Exercise: Using the listing below, copy every line that mentions "Bookings".

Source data
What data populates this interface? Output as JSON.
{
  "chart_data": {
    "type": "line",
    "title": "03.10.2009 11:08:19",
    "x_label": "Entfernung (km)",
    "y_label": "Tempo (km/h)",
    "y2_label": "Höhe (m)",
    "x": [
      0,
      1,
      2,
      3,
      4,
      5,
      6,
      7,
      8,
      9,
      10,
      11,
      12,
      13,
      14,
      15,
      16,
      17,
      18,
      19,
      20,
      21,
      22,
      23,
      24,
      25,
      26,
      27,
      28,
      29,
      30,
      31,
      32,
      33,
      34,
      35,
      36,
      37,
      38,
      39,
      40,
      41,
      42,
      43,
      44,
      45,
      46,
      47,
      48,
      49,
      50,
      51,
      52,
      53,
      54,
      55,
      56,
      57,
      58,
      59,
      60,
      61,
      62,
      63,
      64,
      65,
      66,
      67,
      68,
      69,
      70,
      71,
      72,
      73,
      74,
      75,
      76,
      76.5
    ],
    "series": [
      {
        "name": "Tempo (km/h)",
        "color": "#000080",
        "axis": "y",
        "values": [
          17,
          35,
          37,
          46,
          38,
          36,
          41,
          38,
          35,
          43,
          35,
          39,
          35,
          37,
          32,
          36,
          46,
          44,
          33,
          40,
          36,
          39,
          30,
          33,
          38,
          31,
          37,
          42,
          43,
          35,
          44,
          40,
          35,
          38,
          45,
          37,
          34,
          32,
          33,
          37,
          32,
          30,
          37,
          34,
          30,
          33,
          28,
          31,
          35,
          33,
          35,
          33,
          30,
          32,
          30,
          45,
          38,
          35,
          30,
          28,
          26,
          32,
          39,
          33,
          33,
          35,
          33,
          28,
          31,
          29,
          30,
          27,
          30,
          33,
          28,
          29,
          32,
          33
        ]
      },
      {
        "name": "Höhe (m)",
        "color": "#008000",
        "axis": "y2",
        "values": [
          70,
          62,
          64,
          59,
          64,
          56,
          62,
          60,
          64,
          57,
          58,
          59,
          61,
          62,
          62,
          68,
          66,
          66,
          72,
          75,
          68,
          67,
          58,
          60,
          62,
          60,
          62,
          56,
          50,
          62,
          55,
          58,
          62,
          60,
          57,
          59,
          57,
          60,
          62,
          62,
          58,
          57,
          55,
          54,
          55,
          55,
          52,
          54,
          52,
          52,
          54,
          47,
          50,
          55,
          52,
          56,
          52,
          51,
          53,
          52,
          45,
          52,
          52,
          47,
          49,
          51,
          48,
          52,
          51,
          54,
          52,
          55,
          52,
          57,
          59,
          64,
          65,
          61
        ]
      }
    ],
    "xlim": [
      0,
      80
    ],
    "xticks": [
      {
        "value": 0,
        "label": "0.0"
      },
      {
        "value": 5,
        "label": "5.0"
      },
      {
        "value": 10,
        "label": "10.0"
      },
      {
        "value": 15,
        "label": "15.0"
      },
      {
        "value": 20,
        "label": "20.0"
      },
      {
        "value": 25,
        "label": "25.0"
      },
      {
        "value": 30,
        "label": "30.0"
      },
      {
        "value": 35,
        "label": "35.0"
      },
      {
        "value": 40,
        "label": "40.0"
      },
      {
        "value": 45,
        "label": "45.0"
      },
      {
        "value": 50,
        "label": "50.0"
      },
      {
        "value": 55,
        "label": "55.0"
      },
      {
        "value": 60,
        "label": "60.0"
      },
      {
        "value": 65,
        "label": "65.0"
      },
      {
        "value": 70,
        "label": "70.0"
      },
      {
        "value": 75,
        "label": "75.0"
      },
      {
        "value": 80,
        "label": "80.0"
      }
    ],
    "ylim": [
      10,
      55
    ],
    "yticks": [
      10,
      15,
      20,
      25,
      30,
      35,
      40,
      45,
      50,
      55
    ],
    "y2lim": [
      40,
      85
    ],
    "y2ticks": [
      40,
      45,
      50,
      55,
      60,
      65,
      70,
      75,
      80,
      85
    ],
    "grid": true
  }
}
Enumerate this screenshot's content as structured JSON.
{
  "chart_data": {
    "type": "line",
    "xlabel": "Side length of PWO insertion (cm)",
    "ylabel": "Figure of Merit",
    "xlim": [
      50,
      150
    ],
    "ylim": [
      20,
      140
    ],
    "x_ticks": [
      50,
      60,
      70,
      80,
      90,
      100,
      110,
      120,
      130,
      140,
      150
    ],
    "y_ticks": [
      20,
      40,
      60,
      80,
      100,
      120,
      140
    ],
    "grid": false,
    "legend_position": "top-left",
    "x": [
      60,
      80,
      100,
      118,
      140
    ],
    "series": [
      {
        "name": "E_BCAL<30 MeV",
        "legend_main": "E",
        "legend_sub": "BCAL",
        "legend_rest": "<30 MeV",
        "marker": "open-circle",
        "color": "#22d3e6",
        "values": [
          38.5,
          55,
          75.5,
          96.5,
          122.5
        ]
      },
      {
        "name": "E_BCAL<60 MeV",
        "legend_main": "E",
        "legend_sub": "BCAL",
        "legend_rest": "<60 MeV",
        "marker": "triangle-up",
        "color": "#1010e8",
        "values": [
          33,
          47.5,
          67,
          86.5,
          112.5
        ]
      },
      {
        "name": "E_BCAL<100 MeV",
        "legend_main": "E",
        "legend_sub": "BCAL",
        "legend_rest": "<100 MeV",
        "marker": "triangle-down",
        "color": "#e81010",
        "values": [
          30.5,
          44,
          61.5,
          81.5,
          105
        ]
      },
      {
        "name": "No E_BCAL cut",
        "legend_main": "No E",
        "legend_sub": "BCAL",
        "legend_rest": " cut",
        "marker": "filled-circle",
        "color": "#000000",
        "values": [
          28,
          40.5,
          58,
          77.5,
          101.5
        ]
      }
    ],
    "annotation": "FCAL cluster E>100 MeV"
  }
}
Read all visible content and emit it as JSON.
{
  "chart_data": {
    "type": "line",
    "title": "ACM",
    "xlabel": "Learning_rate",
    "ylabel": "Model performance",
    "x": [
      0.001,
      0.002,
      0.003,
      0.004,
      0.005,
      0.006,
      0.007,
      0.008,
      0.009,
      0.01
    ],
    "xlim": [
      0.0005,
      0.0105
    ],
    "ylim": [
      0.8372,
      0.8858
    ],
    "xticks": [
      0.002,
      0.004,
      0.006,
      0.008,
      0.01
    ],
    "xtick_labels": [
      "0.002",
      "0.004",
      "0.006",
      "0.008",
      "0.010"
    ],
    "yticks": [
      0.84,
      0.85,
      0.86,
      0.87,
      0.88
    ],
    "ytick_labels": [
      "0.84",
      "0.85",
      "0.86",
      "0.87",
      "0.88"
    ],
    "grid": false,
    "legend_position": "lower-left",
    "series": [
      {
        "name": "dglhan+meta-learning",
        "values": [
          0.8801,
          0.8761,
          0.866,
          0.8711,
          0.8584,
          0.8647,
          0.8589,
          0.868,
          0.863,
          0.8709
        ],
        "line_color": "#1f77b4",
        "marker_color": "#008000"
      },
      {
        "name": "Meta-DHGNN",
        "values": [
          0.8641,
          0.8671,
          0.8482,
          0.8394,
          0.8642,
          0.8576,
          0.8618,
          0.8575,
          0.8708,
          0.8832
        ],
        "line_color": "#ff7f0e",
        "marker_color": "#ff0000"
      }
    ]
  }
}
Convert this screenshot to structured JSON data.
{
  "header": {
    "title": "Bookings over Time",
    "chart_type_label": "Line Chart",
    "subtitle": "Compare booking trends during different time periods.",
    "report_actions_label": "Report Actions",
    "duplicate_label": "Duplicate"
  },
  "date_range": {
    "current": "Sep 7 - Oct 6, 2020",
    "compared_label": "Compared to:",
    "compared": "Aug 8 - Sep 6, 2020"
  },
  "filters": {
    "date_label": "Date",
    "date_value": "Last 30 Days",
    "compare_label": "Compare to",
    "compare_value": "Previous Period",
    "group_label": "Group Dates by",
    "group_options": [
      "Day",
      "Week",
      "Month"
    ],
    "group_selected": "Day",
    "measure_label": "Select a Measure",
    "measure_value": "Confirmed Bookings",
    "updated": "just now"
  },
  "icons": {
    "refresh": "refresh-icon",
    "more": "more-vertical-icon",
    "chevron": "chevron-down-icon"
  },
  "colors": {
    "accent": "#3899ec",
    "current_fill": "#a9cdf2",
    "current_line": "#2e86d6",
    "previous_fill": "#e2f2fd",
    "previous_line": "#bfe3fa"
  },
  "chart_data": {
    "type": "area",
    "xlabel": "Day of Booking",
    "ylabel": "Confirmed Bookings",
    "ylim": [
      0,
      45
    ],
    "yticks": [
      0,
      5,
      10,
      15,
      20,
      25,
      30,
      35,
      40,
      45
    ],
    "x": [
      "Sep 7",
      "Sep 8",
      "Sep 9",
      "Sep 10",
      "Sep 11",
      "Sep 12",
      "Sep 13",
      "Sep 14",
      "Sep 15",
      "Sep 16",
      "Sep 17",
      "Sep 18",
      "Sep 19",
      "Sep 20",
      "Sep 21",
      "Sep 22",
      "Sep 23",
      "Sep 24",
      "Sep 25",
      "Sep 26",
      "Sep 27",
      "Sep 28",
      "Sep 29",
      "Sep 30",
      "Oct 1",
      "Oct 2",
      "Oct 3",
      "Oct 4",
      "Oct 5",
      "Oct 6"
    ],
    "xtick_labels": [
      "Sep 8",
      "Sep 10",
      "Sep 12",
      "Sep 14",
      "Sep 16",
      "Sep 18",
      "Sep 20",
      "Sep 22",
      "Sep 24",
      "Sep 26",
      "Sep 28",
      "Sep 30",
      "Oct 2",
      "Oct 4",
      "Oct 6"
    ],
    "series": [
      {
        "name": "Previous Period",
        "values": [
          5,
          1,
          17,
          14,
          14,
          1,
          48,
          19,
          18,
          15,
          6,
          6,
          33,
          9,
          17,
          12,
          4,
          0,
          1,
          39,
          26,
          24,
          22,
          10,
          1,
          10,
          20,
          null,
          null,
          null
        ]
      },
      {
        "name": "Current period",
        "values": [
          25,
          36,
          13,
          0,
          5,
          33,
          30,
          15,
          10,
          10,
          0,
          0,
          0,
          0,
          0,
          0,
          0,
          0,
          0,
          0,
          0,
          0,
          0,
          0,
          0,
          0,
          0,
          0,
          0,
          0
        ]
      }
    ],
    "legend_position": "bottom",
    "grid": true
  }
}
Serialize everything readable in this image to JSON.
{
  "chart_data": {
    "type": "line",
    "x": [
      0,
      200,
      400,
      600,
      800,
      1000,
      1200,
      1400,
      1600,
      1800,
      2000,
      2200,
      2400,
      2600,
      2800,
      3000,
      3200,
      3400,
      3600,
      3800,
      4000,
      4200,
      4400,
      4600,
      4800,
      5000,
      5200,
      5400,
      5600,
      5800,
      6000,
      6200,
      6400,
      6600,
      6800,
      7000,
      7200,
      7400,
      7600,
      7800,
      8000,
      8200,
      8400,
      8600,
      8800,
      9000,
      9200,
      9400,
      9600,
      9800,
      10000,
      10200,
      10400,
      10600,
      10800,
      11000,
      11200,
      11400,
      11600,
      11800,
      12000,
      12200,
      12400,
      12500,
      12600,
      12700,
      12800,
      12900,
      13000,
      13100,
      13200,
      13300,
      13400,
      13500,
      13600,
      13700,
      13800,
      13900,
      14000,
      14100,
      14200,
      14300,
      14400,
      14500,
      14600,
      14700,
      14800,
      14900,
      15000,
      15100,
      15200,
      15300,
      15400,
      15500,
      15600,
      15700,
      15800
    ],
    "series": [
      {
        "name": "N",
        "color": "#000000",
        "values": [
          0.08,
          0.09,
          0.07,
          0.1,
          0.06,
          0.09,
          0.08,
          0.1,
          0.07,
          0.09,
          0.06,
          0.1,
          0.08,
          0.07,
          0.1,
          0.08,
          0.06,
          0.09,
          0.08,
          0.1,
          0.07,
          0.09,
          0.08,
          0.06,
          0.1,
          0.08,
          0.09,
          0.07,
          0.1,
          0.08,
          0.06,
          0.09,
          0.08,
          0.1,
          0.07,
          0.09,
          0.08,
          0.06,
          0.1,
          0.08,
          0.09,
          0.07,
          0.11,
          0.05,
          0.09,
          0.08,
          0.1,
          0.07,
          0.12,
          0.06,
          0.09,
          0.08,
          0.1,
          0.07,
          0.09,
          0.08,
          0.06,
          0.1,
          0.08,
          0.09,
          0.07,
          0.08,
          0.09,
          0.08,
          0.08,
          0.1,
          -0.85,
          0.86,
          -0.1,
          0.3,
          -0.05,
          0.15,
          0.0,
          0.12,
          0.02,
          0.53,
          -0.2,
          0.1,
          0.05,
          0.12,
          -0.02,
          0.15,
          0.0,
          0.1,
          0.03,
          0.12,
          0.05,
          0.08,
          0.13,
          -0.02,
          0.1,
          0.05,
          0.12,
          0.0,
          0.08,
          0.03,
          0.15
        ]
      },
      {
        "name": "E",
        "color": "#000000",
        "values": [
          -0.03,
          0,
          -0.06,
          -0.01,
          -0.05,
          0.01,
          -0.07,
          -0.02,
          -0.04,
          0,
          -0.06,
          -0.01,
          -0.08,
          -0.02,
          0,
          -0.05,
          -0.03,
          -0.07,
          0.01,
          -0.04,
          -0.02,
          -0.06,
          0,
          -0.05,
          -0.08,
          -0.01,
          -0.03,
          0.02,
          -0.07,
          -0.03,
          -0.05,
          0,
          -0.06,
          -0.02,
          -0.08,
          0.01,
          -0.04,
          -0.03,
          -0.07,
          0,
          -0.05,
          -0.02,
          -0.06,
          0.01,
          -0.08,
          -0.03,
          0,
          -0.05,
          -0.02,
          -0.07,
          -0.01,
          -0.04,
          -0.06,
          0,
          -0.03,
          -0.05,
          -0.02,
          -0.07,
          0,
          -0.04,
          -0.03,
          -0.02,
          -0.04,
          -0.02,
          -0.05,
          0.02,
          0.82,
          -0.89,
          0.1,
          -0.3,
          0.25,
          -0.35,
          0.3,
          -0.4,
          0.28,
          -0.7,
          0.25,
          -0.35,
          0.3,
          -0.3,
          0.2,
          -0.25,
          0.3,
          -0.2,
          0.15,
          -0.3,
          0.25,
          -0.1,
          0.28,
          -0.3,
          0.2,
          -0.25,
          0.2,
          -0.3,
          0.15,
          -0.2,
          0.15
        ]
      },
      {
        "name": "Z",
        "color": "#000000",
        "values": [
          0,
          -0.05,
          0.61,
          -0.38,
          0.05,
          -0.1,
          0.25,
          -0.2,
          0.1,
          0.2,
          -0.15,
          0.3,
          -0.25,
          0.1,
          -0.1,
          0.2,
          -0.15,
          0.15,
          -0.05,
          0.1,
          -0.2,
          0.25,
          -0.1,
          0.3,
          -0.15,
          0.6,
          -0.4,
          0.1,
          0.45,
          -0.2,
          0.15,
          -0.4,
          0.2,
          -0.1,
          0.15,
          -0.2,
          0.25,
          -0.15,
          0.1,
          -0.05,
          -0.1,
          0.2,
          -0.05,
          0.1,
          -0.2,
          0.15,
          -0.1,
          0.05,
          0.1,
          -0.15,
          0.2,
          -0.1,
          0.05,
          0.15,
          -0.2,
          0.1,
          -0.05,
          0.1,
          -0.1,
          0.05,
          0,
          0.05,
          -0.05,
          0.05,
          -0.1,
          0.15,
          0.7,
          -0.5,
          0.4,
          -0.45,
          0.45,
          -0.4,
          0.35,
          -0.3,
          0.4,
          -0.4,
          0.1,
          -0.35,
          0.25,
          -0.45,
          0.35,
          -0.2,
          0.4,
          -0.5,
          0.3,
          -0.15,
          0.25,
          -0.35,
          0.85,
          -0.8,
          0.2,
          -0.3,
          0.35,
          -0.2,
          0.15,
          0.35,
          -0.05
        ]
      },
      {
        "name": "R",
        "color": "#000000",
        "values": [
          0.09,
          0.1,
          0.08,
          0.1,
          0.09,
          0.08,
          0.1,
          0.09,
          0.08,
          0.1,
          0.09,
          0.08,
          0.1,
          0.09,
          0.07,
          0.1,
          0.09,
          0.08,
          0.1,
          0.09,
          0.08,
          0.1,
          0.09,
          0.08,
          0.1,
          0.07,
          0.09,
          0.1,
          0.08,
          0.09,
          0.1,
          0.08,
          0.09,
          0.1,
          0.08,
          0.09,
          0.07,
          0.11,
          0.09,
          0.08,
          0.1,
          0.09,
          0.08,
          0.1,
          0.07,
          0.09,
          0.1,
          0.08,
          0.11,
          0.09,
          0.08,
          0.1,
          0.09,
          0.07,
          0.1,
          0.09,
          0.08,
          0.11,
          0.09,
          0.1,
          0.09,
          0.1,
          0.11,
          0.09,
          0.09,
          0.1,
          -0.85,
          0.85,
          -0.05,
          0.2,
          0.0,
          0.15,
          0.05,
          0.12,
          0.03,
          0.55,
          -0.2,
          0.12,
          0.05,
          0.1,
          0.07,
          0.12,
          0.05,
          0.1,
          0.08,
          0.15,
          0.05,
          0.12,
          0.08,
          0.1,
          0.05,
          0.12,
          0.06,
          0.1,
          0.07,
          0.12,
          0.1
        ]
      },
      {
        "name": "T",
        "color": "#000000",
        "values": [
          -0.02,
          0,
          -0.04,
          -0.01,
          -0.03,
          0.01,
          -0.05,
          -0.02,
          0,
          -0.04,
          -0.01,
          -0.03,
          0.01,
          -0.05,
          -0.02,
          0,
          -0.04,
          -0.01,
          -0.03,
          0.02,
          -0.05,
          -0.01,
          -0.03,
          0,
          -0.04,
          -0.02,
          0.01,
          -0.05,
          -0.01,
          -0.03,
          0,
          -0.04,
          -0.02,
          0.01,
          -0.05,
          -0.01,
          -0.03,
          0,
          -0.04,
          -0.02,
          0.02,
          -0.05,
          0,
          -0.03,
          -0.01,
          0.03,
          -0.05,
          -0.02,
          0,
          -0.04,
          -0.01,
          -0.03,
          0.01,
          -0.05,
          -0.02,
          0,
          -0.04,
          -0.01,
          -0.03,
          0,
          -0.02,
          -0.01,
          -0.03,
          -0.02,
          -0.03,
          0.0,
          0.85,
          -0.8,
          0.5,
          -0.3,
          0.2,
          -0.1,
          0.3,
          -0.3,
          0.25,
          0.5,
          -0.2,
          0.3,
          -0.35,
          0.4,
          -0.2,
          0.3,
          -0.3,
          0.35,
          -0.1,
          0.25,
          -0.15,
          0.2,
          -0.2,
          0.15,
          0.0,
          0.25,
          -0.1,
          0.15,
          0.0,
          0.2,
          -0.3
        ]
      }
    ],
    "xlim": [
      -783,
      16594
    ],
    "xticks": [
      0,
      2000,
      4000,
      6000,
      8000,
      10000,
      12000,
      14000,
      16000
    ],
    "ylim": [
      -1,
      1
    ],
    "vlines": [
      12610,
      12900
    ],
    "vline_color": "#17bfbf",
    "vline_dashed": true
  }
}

Exercise output:
    "title": "Bookings over Time",
    "measure_value": "Confirmed Bookings",
    "ylabel": "Confirmed Bookings",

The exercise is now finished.